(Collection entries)
# # # # # # #

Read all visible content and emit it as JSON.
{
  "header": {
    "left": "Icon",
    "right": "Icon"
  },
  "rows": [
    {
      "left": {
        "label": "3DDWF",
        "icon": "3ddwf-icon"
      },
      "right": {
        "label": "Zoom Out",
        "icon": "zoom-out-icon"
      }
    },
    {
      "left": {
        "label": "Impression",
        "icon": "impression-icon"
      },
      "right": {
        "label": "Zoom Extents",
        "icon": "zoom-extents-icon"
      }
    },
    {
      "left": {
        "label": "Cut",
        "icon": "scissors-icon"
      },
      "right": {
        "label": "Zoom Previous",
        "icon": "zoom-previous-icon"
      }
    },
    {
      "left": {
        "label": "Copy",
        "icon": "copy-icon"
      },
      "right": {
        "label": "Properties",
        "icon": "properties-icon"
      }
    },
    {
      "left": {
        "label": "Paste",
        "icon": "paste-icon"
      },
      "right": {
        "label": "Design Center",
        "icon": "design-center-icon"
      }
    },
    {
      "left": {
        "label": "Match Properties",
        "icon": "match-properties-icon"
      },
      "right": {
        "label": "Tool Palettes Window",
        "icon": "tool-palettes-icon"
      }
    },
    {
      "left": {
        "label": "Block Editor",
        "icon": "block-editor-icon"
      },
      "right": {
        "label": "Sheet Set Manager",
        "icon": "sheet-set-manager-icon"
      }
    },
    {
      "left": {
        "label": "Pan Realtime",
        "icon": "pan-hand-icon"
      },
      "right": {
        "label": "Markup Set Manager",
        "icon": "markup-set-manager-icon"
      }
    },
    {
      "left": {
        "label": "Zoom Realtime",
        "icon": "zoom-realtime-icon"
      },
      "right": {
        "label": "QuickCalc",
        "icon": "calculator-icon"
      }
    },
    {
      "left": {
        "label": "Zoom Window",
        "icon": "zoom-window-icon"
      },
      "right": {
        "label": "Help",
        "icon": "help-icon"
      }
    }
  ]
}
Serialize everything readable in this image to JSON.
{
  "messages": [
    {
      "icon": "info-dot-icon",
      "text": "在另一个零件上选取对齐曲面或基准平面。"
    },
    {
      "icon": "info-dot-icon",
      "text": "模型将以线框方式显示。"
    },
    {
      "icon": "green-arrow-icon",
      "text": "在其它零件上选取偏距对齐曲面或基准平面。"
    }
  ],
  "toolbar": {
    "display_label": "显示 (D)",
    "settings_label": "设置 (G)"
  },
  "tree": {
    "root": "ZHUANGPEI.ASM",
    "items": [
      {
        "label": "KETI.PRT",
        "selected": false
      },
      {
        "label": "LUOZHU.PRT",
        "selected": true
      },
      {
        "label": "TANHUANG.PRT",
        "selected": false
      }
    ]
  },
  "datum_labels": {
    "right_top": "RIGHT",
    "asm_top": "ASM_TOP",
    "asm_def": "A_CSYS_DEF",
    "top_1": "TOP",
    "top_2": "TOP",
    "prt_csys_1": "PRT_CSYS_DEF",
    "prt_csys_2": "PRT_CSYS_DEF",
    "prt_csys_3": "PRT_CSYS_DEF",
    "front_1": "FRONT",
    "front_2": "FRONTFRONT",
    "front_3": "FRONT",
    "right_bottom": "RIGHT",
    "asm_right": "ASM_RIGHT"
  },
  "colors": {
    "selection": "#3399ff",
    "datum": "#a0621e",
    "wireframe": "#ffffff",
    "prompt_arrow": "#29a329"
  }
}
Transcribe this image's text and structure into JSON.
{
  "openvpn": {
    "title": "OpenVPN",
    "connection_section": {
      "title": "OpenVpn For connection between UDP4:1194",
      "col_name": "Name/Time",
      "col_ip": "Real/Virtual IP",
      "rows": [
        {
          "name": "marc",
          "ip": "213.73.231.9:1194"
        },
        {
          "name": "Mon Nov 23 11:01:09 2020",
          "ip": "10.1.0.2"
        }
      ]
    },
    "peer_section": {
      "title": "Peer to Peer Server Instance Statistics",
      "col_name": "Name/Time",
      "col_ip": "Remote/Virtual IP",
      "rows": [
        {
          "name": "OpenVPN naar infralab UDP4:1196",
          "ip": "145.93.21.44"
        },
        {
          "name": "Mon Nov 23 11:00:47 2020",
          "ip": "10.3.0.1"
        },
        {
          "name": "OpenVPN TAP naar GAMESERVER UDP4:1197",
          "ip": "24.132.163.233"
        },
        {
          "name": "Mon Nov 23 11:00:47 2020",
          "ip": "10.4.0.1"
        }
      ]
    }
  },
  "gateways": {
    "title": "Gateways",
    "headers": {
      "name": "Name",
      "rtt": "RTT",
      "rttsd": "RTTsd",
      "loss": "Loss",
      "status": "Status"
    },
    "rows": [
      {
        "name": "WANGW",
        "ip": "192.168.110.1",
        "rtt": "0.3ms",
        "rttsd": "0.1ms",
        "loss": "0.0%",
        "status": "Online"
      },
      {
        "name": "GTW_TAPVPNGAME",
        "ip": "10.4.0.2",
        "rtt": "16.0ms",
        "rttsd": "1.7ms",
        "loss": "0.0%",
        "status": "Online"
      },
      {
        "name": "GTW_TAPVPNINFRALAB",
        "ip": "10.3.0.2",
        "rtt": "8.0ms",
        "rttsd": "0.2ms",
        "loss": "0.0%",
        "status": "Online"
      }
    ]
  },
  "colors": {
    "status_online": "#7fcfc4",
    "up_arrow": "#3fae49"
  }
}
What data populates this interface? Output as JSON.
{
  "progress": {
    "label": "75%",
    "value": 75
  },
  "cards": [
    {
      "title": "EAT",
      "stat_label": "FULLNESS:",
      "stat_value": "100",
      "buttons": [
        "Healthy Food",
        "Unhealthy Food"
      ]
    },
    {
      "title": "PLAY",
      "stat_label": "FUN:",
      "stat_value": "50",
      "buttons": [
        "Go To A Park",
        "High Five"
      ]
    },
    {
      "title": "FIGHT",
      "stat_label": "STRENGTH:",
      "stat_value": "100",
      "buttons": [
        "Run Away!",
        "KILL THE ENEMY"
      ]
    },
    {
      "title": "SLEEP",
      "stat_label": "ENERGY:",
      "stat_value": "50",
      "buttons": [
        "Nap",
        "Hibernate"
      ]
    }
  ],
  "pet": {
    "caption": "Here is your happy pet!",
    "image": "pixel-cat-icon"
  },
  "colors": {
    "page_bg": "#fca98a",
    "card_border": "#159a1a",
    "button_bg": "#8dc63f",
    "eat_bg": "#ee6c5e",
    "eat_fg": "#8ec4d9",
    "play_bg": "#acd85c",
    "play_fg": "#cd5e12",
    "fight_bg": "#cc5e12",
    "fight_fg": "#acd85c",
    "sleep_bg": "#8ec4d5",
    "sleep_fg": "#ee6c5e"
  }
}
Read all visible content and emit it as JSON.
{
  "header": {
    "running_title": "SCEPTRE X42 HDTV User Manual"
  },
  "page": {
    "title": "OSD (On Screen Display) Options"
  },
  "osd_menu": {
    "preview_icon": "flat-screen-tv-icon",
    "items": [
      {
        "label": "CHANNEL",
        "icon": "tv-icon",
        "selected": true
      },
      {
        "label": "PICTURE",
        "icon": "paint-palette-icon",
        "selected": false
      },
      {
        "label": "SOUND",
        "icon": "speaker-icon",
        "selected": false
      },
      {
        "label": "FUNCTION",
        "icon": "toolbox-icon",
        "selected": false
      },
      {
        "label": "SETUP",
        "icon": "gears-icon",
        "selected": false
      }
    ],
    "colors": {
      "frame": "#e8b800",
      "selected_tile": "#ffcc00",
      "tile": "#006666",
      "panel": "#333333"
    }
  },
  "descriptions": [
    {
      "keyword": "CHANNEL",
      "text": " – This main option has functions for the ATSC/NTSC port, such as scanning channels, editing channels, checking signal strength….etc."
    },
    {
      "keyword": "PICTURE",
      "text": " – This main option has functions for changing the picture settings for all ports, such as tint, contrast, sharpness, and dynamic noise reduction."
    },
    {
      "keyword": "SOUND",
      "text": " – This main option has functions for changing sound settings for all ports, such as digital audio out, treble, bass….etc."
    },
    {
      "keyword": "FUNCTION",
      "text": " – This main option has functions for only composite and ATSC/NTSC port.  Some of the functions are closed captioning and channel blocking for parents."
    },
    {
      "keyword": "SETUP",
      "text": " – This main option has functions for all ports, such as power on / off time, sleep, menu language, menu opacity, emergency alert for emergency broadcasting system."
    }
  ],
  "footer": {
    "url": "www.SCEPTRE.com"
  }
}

# # # # # # #

Problem to solve: Select all lines in the listing that include the word "NTSC".

Task answer:
      "text": " – This main option has functions for the ATSC/NTSC port, such as scanning channels, editing channels, checking signal strength….etc."
      "text": " – This main option has functions for only composite and ATSC/NTSC port.  Some of the functions are closed captioning and channel blocking for parents."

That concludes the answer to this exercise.